***** INFORMATION GIVEN *****
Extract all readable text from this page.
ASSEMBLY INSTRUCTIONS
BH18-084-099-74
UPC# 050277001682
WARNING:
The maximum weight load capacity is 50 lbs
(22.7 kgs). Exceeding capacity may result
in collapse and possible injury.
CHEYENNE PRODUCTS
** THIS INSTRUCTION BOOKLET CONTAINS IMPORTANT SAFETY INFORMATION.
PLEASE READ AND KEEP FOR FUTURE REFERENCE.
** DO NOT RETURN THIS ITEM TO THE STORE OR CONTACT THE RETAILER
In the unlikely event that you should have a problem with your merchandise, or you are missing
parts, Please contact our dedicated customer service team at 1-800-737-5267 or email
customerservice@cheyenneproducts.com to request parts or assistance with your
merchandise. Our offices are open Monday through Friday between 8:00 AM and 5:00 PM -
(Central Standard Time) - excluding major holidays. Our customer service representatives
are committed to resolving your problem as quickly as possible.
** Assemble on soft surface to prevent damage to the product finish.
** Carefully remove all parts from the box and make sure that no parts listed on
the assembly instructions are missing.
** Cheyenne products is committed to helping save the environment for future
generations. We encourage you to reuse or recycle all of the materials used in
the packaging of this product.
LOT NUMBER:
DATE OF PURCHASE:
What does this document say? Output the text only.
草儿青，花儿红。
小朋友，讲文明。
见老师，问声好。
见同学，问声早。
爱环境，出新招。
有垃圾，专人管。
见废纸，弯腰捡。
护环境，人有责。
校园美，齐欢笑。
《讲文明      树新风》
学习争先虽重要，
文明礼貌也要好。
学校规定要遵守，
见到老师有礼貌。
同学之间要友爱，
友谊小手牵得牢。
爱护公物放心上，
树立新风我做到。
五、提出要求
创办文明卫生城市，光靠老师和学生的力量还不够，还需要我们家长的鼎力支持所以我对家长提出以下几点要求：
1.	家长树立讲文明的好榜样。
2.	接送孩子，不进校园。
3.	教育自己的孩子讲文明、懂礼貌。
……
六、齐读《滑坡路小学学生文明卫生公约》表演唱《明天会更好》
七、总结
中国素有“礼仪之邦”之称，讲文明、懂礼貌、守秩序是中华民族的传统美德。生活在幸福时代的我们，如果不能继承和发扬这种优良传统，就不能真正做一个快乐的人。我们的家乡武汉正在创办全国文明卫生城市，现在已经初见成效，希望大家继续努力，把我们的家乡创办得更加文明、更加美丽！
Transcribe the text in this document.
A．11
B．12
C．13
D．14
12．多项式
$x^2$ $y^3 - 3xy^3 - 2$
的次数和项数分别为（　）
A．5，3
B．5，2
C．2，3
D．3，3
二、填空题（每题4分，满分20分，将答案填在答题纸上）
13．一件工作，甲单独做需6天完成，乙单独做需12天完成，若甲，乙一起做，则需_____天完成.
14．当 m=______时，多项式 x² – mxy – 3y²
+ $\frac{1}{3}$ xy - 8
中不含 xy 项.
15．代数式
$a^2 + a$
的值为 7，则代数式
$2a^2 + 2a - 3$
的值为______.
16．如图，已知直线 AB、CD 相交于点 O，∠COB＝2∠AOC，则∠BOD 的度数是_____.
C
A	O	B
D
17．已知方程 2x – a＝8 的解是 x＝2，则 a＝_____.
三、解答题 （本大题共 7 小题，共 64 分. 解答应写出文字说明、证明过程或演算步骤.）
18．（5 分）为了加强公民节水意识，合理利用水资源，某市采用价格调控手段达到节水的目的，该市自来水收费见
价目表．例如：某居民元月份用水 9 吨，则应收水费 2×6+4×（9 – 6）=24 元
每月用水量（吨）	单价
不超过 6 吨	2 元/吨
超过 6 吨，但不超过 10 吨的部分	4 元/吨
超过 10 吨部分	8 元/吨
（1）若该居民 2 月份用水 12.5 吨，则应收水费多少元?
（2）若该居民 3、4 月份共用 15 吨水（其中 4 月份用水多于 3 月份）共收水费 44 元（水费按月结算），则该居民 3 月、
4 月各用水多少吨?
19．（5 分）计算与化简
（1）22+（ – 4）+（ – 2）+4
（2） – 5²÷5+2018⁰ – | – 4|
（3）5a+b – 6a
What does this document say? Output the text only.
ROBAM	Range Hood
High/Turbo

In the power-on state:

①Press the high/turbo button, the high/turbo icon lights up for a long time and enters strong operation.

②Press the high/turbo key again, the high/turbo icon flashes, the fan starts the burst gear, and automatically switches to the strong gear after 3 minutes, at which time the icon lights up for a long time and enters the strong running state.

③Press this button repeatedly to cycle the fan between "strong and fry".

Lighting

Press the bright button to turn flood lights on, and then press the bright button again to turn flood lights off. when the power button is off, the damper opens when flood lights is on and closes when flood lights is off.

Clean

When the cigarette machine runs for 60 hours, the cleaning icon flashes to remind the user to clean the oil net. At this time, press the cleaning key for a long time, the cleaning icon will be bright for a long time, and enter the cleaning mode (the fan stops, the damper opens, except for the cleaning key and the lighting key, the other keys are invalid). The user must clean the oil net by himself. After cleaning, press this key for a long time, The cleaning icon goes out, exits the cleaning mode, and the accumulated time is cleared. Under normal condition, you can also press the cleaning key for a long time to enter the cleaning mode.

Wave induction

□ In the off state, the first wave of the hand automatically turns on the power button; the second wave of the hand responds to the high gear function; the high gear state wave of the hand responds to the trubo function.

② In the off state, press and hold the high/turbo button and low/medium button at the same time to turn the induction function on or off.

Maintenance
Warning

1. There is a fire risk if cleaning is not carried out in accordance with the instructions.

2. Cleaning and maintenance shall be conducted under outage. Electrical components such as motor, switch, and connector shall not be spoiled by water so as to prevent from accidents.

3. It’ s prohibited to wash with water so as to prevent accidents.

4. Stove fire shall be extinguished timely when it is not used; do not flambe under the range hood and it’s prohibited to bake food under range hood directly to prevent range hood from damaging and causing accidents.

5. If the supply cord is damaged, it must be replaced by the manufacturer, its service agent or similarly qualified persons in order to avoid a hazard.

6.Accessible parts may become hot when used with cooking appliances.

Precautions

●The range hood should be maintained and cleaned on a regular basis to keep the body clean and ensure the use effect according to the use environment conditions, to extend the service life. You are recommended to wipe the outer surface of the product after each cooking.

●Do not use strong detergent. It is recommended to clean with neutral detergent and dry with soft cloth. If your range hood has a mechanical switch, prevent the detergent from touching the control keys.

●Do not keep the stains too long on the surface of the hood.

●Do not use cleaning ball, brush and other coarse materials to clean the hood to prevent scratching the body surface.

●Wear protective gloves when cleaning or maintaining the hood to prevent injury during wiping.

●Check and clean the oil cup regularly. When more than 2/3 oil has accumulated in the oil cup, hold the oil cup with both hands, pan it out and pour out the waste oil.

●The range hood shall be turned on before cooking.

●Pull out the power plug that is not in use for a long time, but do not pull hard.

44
*****
# [SET EXERCISE]
Reproduce every line of the material above exactly.

# [EXPECTED ANSWER]
Extract all readable text from this page.
ASSEMBLY INSTRUCTIONS
BH18-084-099-74
UPC# 050277001682
WARNING:
The maximum weight load capacity is 50 lbs
(22.7 kgs). Exceeding capacity may result
in collapse and possible injury.
CHEYENNE PRODUCTS
** THIS INSTRUCTION BOOKLET CONTAINS IMPORTANT SAFETY INFORMATION.
PLEASE READ AND KEEP FOR FUTURE REFERENCE.
** DO NOT RETURN THIS ITEM TO THE STORE OR CONTACT THE RETAILER
In the unlikely event that you should have a problem with your merchandise, or you are missing
parts, Please contact our dedicated customer service team at 1-800-737-5267 or email
customerservice@cheyenneproducts.com to request parts or assistance with your
merchandise. Our offices are open Monday through Friday between 8:00 AM and 5:00 PM -
(Central Standard Time) - excluding major holidays. Our customer service representatives
are committed to resolving your problem as quickly as possible.
** Assemble on soft surface to prevent damage to the product finish.
** Carefully remove all parts from the box and make sure that no parts listed on
the assembly instructions are missing.
** Cheyenne products is committed to helping save the environment for future
generations. We encourage you to reuse or recycle all of the materials used in
the packaging of this product.
LOT NUMBER:
DATE OF PURCHASE:
What does this document say? Output the text only.
草儿青，花儿红。
小朋友，讲文明。
见老师，问声好。
见同学，问声早。
爱环境，出新招。
有垃圾，专人管。
见废纸，弯腰捡。
护环境，人有责。
校园美，齐欢笑。
《讲文明      树新风》
学习争先虽重要，
文明礼貌也要好。
学校规定要遵守，
见到老师有礼貌。
同学之间要友爱，
友谊小手牵得牢。
爱护公物放心上，
树立新风我做到。
五、提出要求
创办文明卫生城市，光靠老师和学生的力量还不够，还需要我们家长的鼎力支持所以我对家长提出以下几点要求：
1.	家长树立讲文明的好榜样。
2.	接送孩子，不进校园。
3.	教育自己的孩子讲文明、懂礼貌。
……
六、齐读《滑坡路小学学生文明卫生公约》表演唱《明天会更好》
七、总结
中国素有“礼仪之邦”之称，讲文明、懂礼貌、守秩序是中华民族的传统美德。生活在幸福时代的我们，如果不能继承和发扬这种优良传统，就不能真正做一个快乐的人。我们的家乡武汉正在创办全国文明卫生城市，现在已经初见成效，希望大家继续努力，把我们的家乡创办得更加文明、更加美丽！
Transcribe the text in this document.
A．11
B．12
C．13
D．14
12．多项式
$x^2$ $y^3 - 3xy^3 - 2$
的次数和项数分别为（　）
A．5，3
B．5，2
C．2，3
D．3，3
二、填空题（每题4分，满分20分，将答案填在答题纸上）
13．一件工作，甲单独做需6天完成，乙单独做需12天完成，若甲，乙一起做，则需_____天完成.
14．当 m=______时，多项式 x² – mxy – 3y²
+ $\frac{1}{3}$ xy - 8
中不含 xy 项.
15．代数式
$a^2 + a$
的值为 7，则代数式
$2a^2 + 2a - 3$
的值为______.
16．如图，已知直线 AB、CD 相交于点 O，∠COB＝2∠AOC，则∠BOD 的度数是_____.
C
A	O	B
D
17．已知方程 2x – a＝8 的解是 x＝2，则 a＝_____.
三、解答题 （本大题共 7 小题，共 64 分. 解答应写出文字说明、证明过程或演算步骤.）
18．（5 分）为了加强公民节水意识，合理利用水资源，某市采用价格调控手段达到节水的目的，该市自来水收费见
价目表．例如：某居民元月份用水 9 吨，则应收水费 2×6+4×（9 – 6）=24 元
每月用水量（吨）	单价
不超过 6 吨	2 元/吨
超过 6 吨，但不超过 10 吨的部分	4 元/吨
超过 10 吨部分	8 元/吨
（1）若该居民 2 月份用水 12.5 吨，则应收水费多少元?
（2）若该居民 3、4 月份共用 15 吨水（其中 4 月份用水多于 3 月份）共收水费 44 元（水费按月结算），则该居民 3 月、
4 月各用水多少吨?
19．（5 分）计算与化简
（1）22+（ – 4）+（ – 2）+4
（2） – 5²÷5+2018⁰ – | – 4|
（3）5a+b – 6a
What does this document say? Output the text only.
ROBAM	Range Hood
High/Turbo

In the power-on state:

①Press the high/turbo button, the high/turbo icon lights up for a long time and enters strong operation.

②Press the high/turbo key again, the high/turbo icon flashes, the fan starts the burst gear, and automatically switches to the strong gear after 3 minutes, at which time the icon lights up for a long time and enters the strong running state.

③Press this button repeatedly to cycle the fan between "strong and fry".

Lighting

Press the bright button to turn flood lights on, and then press the bright button again to turn flood lights off. when the power button is off, the damper opens when flood lights is on and closes when flood lights is off.

Clean

When the cigarette machine runs for 60 hours, the cleaning icon flashes to remind the user to clean the oil net. At this time, press the cleaning key for a long time, the cleaning icon will be bright for a long time, and enter the cleaning mode (the fan stops, the damper opens, except for the cleaning key and the lighting key, the other keys are invalid). The user must clean the oil net by himself. After cleaning, press this key for a long time, The cleaning icon goes out, exits the cleaning mode, and the accumulated time is cleared. Under normal condition, you can also press the cleaning key for a long time to enter the cleaning mode.

Wave induction

□ In the off state, the first wave of the hand automatically turns on the power button; the second wave of the hand responds to the high gear function; the high gear state wave of the hand responds to the trubo function.

② In the off state, press and hold the high/turbo button and low/medium button at the same time to turn the induction function on or off.

Maintenance
Warning

1. There is a fire risk if cleaning is not carried out in accordance with the instructions.

2. Cleaning and maintenance shall be conducted under outage. Electrical components such as motor, switch, and connector shall not be spoiled by water so as to prevent from accidents.

3. It’ s prohibited to wash with water so as to prevent accidents.

4. Stove fire shall be extinguished timely when it is not used; do not flambe under the range hood and it’s prohibited to bake food under range hood directly to prevent range hood from damaging and causing accidents.

5. If the supply cord is damaged, it must be replaced by the manufacturer, its service agent or similarly qualified persons in order to avoid a hazard.

6.Accessible parts may become hot when used with cooking appliances.

Precautions

●The range hood should be maintained and cleaned on a regular basis to keep the body clean and ensure the use effect according to the use environment conditions, to extend the service life. You are recommended to wipe the outer surface of the product after each cooking.

●Do not use strong detergent. It is recommended to clean with neutral detergent and dry with soft cloth. If your range hood has a mechanical switch, prevent the detergent from touching the control keys.

●Do not keep the stains too long on the surface of the hood.

●Do not use cleaning ball, brush and other coarse materials to clean the hood to prevent scratching the body surface.

●Wear protective gloves when cleaning or maintaining the hood to prevent injury during wiping.

●Check and clean the oil cup regularly. When more than 2/3 oil has accumulated in the oil cup, hold the oil cup with both hands, pan it out and pour out the waste oil.

●The range hood shall be turned on before cooking.

●Pull out the power plug that is not in use for a long time, but do not pull hard.

44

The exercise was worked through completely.